## Exercise brief
Copy out each line of the material below that holds the string "INDIA".
* START *
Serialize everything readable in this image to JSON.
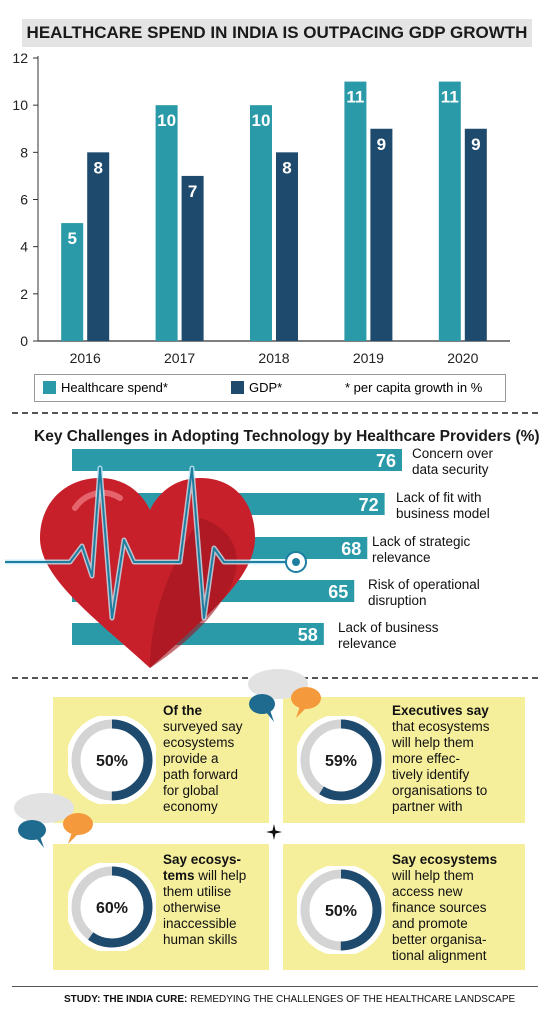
{
  "chart1": {
    "title": "HEALTHCARE SPEND IN INDIA IS OUTPACING GDP GROWTH",
    "legend": {
      "healthcare": "Healthcare spend*",
      "gdp": "GDP*",
      "note": "* per capita growth in %"
    }
  },
  "chart2": {
    "title": "Key Challenges in Adopting Technology by Healthcare Providers (%)"
  },
  "chart_data": [
    {
      "type": "bar",
      "title": "HEALTHCARE SPEND IN INDIA IS OUTPACING GDP GROWTH",
      "categories": [
        "2016",
        "2017",
        "2018",
        "2019",
        "2020"
      ],
      "series": [
        {
          "name": "Healthcare spend*",
          "values": [
            5,
            10,
            10,
            11,
            11
          ],
          "color": "#2a9aa8"
        },
        {
          "name": "GDP*",
          "values": [
            8,
            7,
            8,
            9,
            9
          ],
          "color": "#1d4a6d"
        }
      ],
      "ylim": [
        0,
        12
      ],
      "yticks": [
        0,
        2,
        4,
        6,
        8,
        10,
        12
      ],
      "grid": false,
      "legend_position": "bottom"
    },
    {
      "type": "bar",
      "orientation": "horizontal",
      "title": "Key Challenges in Adopting Technology by Healthcare Providers (%)",
      "categories": [
        [
          "Concern over",
          "data security"
        ],
        [
          "Lack of fit with",
          "business model"
        ],
        [
          "Lack of strategic",
          "relevance"
        ],
        [
          "Risk of operational",
          "disruption"
        ],
        [
          "Lack of business",
          "relevance"
        ]
      ],
      "values": [
        76,
        72,
        68,
        65,
        58
      ],
      "color": "#2a9aa8"
    }
  ],
  "cards": [
    {
      "value": 50,
      "label": "50%",
      "lines": [
        [
          "Of the",
          true
        ],
        [
          "surveyed say",
          false
        ],
        [
          "ecosystems",
          false
        ],
        [
          "provide a",
          false
        ],
        [
          "path forward",
          false
        ],
        [
          "for global",
          false
        ],
        [
          "economy",
          false
        ]
      ]
    },
    {
      "value": 59,
      "label": "59%",
      "lines": [
        [
          "Executives say",
          true
        ],
        [
          "that ecosystems",
          false
        ],
        [
          "will help them",
          false
        ],
        [
          "more effec-",
          false
        ],
        [
          "tively identify",
          false
        ],
        [
          "organisations to",
          false
        ],
        [
          "partner with",
          false
        ]
      ]
    },
    {
      "value": 60,
      "label": "60%",
      "lines": [
        [
          "Say ecosys-",
          true
        ],
        [
          "tems",
          true,
          " will help"
        ],
        [
          "them utilise",
          false
        ],
        [
          "otherwise",
          false
        ],
        [
          "inaccessible",
          false
        ],
        [
          "human skills",
          false
        ]
      ]
    },
    {
      "value": 50,
      "label": "50%",
      "lines": [
        [
          "Say ecosystems",
          true
        ],
        [
          "will help them",
          false
        ],
        [
          "access new",
          false
        ],
        [
          "finance sources",
          false
        ],
        [
          "and promote",
          false
        ],
        [
          "better organisa-",
          false
        ],
        [
          "tional alignment",
          false
        ]
      ]
    }
  ],
  "source": {
    "bold": "STUDY: THE INDIA CURE:",
    "rest": " REMEDYING THE CHALLENGES OF THE HEALTHCARE LANDSCAPE"
  },
  "colors": {
    "teal": "#2a9aa8",
    "navy": "#1d4a6d",
    "card": "#f5ef9c",
    "ring_bg": "#d4d4d4",
    "heart": "#c8202a",
    "orange": "#f59a3c"
  }
}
* END *
## Correct result
    "title": "HEALTHCARE SPEND IN INDIA IS OUTPACING GDP GROWTH",
      "title": "HEALTHCARE SPEND IN INDIA IS OUTPACING GDP GROWTH",
    "bold": "STUDY: THE INDIA CURE:",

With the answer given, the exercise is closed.